=== EXERCISE ===
Produce the listing below again, exactly as shown.

=== PROVIDED DATA ===

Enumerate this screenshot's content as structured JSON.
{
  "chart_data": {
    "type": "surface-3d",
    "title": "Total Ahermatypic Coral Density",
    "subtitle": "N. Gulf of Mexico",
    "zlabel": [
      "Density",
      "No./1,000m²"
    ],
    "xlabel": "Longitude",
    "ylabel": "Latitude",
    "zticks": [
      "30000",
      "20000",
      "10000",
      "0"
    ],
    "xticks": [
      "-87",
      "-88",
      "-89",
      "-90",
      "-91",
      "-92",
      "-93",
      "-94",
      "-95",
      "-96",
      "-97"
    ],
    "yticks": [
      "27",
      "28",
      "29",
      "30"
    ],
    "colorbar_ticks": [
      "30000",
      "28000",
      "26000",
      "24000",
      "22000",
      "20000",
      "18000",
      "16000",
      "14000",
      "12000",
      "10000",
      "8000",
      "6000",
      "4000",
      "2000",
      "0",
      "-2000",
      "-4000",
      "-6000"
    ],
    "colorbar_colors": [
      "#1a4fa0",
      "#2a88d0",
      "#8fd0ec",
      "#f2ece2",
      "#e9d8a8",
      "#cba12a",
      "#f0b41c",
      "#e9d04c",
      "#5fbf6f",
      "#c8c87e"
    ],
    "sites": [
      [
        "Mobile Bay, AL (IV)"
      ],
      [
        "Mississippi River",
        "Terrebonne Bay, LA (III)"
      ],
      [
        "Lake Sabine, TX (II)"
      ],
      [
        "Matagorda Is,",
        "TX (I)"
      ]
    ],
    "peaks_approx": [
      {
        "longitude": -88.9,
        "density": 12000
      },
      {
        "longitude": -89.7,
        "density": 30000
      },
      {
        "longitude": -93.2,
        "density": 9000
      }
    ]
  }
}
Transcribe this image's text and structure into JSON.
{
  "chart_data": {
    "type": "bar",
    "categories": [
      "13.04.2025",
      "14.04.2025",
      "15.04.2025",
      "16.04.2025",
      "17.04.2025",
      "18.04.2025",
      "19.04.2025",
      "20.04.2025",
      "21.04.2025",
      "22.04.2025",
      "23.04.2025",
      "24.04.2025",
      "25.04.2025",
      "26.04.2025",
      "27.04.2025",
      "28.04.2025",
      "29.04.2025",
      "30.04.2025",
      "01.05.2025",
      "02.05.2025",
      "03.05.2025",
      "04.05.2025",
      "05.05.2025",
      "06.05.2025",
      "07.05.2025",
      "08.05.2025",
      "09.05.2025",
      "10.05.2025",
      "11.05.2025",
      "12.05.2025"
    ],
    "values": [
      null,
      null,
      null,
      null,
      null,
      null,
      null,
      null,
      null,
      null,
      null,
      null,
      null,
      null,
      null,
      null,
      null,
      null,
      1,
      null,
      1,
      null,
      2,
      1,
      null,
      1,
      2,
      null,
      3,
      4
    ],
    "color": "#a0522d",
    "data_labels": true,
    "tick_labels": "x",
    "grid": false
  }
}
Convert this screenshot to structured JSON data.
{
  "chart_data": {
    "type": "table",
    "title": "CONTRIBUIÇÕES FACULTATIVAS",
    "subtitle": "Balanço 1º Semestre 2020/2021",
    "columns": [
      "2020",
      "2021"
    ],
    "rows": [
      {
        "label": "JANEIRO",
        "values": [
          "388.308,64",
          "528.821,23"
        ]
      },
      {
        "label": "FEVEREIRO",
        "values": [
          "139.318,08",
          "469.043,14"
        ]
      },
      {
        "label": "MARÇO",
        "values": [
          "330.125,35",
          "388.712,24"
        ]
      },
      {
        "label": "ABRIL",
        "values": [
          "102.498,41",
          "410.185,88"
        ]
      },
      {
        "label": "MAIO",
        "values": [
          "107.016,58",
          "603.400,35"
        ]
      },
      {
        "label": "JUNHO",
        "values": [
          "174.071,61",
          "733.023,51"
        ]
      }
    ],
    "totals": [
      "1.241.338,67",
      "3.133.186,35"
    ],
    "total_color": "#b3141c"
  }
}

=== FULL ANSWER ===
Enumerate this screenshot's content as structured JSON.
{
  "chart_data": {
    "type": "surface-3d",
    "title": "Total Ahermatypic Coral Density",
    "subtitle": "N. Gulf of Mexico",
    "zlabel": [
      "Density",
      "No./1,000m²"
    ],
    "xlabel": "Longitude",
    "ylabel": "Latitude",
    "zticks": [
      "30000",
      "20000",
      "10000",
      "0"
    ],
    "xticks": [
      "-87",
      "-88",
      "-89",
      "-90",
      "-91",
      "-92",
      "-93",
      "-94",
      "-95",
      "-96",
      "-97"
    ],
    "yticks": [
      "27",
      "28",
      "29",
      "30"
    ],
    "colorbar_ticks": [
      "30000",
      "28000",
      "26000",
      "24000",
      "22000",
      "20000",
      "18000",
      "16000",
      "14000",
      "12000",
      "10000",
      "8000",
      "6000",
      "4000",
      "2000",
      "0",
      "-2000",
      "-4000",
      "-6000"
    ],
    "colorbar_colors": [
      "#1a4fa0",
      "#2a88d0",
      "#8fd0ec",
      "#f2ece2",
      "#e9d8a8",
      "#cba12a",
      "#f0b41c",
      "#e9d04c",
      "#5fbf6f",
      "#c8c87e"
    ],
    "sites": [
      [
        "Mobile Bay, AL (IV)"
      ],
      [
        "Mississippi River",
        "Terrebonne Bay, LA (III)"
      ],
      [
        "Lake Sabine, TX (II)"
      ],
      [
        "Matagorda Is,",
        "TX (I)"
      ]
    ],
    "peaks_approx": [
      {
        "longitude": -88.9,
        "density": 12000
      },
      {
        "longitude": -89.7,
        "density": 30000
      },
      {
        "longitude": -93.2,
        "density": 9000
      }
    ]
  }
}
Transcribe this image's text and structure into JSON.
{
  "chart_data": {
    "type": "bar",
    "categories": [
      "13.04.2025",
      "14.04.2025",
      "15.04.2025",
      "16.04.2025",
      "17.04.2025",
      "18.04.2025",
      "19.04.2025",
      "20.04.2025",
      "21.04.2025",
      "22.04.2025",
      "23.04.2025",
      "24.04.2025",
      "25.04.2025",
      "26.04.2025",
      "27.04.2025",
      "28.04.2025",
      "29.04.2025",
      "30.04.2025",
      "01.05.2025",
      "02.05.2025",
      "03.05.2025",
      "04.05.2025",
      "05.05.2025",
      "06.05.2025",
      "07.05.2025",
      "08.05.2025",
      "09.05.2025",
      "10.05.2025",
      "11.05.2025",
      "12.05.2025"
    ],
    "values": [
      null,
      null,
      null,
      null,
      null,
      null,
      null,
      null,
      null,
      null,
      null,
      null,
      null,
      null,
      null,
      null,
      null,
      null,
      1,
      null,
      1,
      null,
      2,
      1,
      null,
      1,
      2,
      null,
      3,
      4
    ],
    "color": "#a0522d",
    "data_labels": true,
    "tick_labels": "x",
    "grid": false
  }
}
Convert this screenshot to structured JSON data.
{
  "chart_data": {
    "type": "table",
    "title": "CONTRIBUIÇÕES FACULTATIVAS",
    "subtitle": "Balanço 1º Semestre 2020/2021",
    "columns": [
      "2020",
      "2021"
    ],
    "rows": [
      {
        "label": "JANEIRO",
        "values": [
          "388.308,64",
          "528.821,23"
        ]
      },
      {
        "label": "FEVEREIRO",
        "values": [
          "139.318,08",
          "469.043,14"
        ]
      },
      {
        "label": "MARÇO",
        "values": [
          "330.125,35",
          "388.712,24"
        ]
      },
      {
        "label": "ABRIL",
        "values": [
          "102.498,41",
          "410.185,88"
        ]
      },
      {
        "label": "MAIO",
        "values": [
          "107.016,58",
          "603.400,35"
        ]
      },
      {
        "label": "JUNHO",
        "values": [
          "174.071,61",
          "733.023,51"
        ]
      }
    ],
    "totals": [
      "1.241.338,67",
      "3.133.186,35"
    ],
    "total_color": "#b3141c"
  }
}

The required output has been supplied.